» What is needed: All lines in the data bearing the string "línea" should be identified and copied.

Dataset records
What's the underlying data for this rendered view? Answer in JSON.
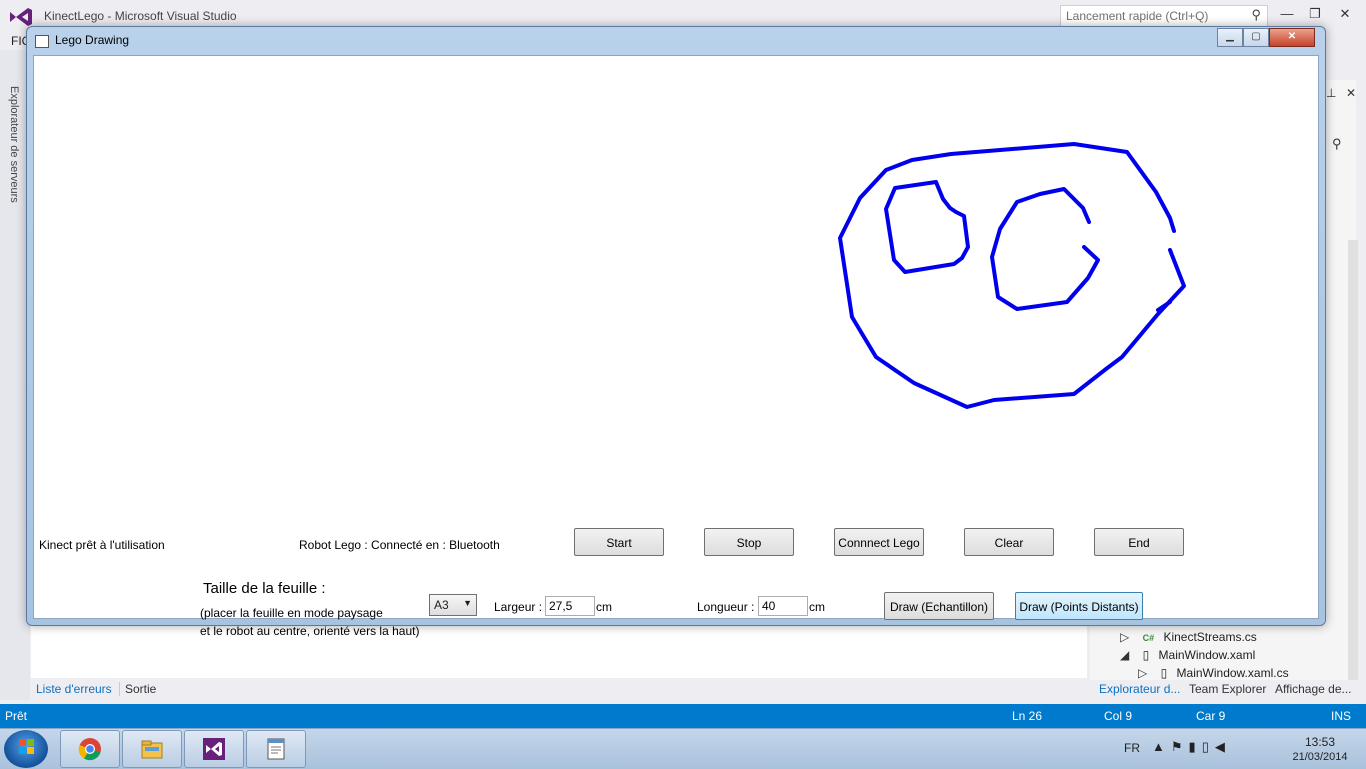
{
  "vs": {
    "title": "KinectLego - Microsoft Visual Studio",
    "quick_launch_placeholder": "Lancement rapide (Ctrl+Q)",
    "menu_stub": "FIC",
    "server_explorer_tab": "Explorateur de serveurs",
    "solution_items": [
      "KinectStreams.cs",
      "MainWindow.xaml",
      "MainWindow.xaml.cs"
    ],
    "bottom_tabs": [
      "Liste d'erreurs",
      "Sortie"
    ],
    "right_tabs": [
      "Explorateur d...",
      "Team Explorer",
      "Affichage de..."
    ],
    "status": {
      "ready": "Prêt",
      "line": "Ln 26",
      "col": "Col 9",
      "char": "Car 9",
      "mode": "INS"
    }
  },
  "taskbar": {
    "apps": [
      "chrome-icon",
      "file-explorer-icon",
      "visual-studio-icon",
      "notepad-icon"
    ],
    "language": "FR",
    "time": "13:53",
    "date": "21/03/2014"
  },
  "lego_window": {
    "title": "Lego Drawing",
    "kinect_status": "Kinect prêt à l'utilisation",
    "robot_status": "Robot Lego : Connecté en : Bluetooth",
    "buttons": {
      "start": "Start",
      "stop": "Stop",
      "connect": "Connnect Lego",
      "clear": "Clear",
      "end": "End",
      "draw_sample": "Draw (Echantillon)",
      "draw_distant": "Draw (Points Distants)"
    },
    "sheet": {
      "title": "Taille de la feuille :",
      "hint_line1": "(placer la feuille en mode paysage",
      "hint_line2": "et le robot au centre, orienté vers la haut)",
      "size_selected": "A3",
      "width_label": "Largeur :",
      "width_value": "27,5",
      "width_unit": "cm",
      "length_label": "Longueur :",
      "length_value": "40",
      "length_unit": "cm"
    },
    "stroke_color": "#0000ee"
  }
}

---

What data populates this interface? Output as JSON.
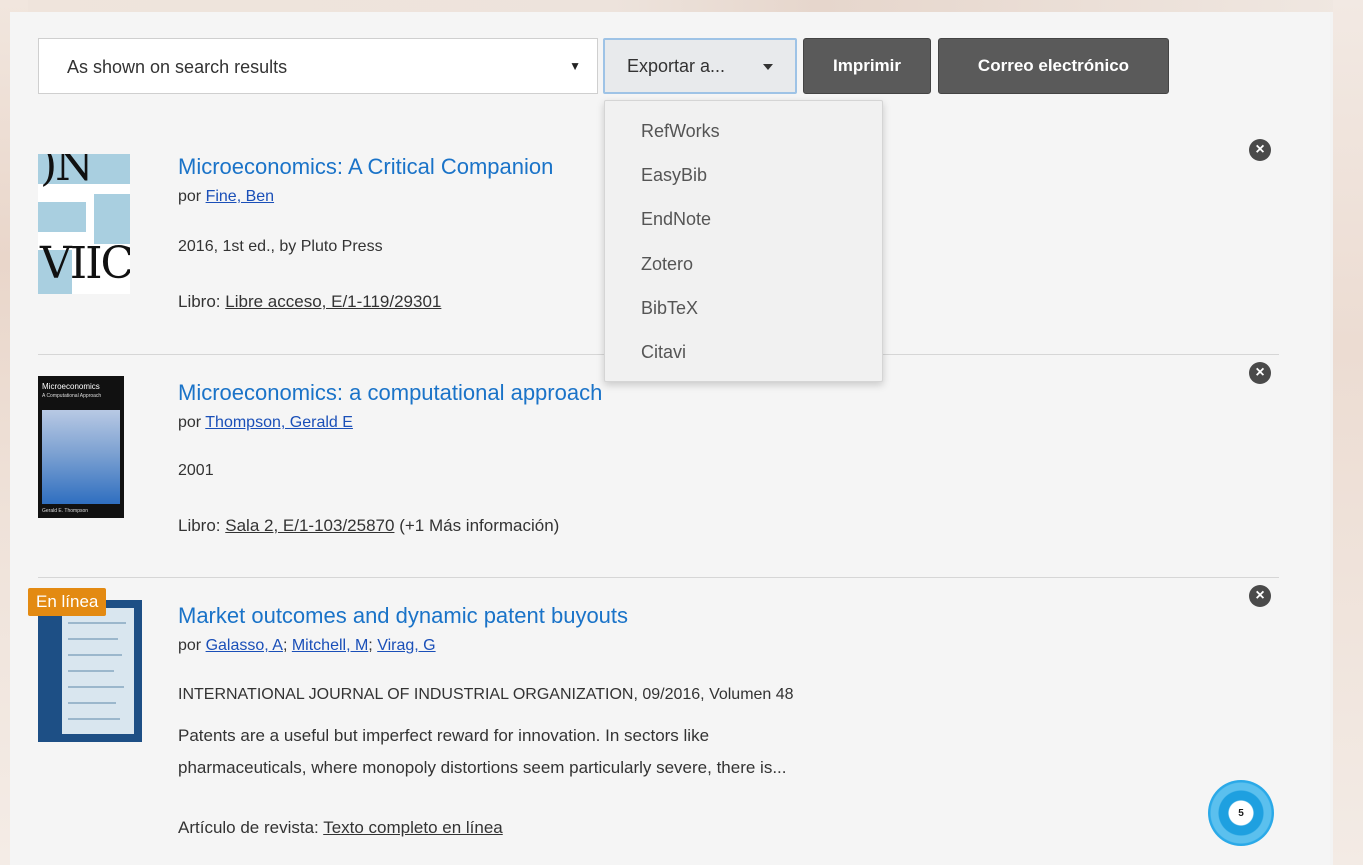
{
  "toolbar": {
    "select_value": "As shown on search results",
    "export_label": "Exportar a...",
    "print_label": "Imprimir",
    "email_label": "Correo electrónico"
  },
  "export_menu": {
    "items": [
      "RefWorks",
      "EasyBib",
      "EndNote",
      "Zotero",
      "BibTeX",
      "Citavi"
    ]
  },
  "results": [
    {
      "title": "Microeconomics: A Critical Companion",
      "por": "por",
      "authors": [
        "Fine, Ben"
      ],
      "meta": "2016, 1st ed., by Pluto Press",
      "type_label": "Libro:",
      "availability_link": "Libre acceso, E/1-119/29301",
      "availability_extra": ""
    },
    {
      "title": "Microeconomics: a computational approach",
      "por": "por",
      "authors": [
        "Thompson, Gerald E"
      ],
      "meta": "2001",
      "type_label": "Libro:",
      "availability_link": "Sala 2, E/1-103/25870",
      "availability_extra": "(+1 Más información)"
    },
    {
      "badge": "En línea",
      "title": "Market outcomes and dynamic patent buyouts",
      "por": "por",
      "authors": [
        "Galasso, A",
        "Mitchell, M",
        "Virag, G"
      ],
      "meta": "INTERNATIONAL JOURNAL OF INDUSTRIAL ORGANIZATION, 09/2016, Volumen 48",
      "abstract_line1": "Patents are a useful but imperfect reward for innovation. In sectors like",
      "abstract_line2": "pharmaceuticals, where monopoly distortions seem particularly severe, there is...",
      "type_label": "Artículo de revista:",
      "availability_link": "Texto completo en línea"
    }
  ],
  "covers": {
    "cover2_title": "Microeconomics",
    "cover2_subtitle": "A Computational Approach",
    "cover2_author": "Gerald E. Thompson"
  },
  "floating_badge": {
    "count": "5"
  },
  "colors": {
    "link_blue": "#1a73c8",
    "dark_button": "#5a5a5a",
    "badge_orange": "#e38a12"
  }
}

» Full answer:
      "badge": "En línea",
      "availability_link": "Texto completo en línea"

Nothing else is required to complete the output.